== What the exercise asks ==
Reproduce each line from the records that holds "legend".

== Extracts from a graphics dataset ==

[BEGIN]

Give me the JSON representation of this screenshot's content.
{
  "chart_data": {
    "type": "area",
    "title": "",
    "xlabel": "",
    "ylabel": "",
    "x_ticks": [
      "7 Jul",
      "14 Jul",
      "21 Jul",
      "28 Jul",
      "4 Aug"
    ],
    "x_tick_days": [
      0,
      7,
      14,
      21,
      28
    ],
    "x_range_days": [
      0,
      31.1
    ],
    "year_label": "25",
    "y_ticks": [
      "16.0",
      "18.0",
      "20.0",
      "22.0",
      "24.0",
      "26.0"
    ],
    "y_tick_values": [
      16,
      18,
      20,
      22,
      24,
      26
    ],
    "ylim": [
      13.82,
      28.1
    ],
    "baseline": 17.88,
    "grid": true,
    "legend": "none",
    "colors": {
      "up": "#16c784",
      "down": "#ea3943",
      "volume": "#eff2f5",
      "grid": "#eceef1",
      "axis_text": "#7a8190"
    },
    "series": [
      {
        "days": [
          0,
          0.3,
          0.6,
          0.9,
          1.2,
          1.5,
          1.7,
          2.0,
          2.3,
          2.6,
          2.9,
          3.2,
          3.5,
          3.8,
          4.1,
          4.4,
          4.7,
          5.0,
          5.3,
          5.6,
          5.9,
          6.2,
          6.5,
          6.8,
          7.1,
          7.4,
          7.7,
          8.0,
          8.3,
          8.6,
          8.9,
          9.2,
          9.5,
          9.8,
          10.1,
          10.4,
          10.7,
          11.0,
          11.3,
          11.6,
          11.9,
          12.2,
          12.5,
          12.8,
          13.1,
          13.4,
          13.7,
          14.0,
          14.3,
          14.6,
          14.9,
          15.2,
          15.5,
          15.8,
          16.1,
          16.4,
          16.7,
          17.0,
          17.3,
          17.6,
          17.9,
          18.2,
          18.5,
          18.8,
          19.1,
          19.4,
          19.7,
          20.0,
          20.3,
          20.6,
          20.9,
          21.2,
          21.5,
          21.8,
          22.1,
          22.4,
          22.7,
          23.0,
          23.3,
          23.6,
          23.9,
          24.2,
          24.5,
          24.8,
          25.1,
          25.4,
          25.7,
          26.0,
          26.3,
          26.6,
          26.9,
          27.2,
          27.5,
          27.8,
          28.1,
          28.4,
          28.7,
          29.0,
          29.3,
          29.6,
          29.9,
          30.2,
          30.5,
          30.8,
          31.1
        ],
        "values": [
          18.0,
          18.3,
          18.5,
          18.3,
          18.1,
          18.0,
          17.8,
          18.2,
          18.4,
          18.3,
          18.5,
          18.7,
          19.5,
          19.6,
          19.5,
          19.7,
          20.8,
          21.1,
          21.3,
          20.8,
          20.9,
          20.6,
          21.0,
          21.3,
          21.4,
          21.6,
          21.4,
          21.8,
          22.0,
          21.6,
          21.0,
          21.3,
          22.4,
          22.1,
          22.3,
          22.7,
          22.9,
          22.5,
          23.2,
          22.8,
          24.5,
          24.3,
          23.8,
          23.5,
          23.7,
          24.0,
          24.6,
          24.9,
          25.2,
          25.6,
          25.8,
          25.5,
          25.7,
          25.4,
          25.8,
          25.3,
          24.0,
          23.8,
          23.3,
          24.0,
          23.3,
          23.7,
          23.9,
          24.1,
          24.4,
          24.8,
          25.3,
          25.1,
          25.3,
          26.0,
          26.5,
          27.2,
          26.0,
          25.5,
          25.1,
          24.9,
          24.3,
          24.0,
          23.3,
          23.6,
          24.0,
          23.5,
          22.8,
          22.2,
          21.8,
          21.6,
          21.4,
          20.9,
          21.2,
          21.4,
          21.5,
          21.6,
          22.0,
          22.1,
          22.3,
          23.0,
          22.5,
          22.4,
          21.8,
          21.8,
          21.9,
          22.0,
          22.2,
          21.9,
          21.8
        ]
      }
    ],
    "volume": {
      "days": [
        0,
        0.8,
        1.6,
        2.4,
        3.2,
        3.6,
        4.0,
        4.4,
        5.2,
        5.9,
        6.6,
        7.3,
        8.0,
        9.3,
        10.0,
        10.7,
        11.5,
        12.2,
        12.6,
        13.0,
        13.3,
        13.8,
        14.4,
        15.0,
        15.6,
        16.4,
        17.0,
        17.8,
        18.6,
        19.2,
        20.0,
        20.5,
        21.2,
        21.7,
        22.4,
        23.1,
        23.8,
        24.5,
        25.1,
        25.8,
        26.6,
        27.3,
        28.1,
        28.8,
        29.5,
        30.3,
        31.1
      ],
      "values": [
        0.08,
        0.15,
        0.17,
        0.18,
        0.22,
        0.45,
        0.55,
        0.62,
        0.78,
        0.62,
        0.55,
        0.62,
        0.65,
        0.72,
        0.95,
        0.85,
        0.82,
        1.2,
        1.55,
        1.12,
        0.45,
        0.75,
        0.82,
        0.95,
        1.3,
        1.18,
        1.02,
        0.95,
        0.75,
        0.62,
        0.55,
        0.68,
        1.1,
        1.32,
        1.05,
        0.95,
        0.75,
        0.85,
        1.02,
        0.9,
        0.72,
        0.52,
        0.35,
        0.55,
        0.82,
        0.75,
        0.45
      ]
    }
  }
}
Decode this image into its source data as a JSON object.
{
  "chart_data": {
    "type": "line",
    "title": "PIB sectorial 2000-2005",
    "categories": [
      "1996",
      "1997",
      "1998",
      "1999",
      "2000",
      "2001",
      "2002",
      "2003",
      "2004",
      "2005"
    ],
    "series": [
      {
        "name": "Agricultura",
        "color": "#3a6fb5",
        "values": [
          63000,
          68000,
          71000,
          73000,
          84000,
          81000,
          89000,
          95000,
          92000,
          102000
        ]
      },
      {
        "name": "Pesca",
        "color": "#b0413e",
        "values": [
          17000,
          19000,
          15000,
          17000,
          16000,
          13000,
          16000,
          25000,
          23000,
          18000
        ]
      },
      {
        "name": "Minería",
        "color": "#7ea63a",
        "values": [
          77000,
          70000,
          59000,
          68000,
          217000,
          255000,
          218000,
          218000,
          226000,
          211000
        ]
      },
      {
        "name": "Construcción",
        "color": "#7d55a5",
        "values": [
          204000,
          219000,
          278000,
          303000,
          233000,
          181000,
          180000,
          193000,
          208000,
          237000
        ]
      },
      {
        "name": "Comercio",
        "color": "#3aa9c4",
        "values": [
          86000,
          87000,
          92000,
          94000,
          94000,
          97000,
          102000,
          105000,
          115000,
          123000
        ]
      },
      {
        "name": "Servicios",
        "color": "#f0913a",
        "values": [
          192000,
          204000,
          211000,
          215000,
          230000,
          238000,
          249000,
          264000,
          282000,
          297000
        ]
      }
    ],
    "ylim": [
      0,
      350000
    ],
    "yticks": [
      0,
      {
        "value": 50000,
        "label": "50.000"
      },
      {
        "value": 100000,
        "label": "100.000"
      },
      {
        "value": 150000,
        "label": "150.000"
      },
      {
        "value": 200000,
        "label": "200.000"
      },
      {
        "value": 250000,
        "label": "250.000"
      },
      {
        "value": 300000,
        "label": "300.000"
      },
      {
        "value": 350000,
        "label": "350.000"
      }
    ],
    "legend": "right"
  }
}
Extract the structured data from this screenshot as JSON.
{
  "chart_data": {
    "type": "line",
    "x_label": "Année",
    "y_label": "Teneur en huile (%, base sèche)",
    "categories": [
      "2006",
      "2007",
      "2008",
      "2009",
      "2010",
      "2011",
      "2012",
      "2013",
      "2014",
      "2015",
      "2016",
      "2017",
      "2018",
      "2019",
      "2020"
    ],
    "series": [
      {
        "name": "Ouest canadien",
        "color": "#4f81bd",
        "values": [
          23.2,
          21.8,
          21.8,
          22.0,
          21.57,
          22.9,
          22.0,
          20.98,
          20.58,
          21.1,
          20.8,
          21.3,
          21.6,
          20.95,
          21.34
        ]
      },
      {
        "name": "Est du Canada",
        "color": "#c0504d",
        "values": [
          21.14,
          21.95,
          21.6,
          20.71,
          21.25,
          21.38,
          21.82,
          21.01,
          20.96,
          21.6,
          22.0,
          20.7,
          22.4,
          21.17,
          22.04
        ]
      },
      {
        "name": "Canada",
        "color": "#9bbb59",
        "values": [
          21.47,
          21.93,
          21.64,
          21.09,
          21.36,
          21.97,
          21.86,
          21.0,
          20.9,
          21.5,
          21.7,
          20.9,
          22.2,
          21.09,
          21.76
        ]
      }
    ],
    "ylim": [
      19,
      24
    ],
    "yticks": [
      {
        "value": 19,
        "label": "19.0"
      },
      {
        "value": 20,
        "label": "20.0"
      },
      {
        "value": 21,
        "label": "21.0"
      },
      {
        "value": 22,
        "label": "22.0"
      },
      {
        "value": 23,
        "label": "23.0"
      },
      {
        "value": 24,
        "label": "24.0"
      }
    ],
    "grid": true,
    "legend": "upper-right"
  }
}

[END]

== Exercise response ==
    "legend": "none",
    "legend": "right"
    "legend": "upper-right"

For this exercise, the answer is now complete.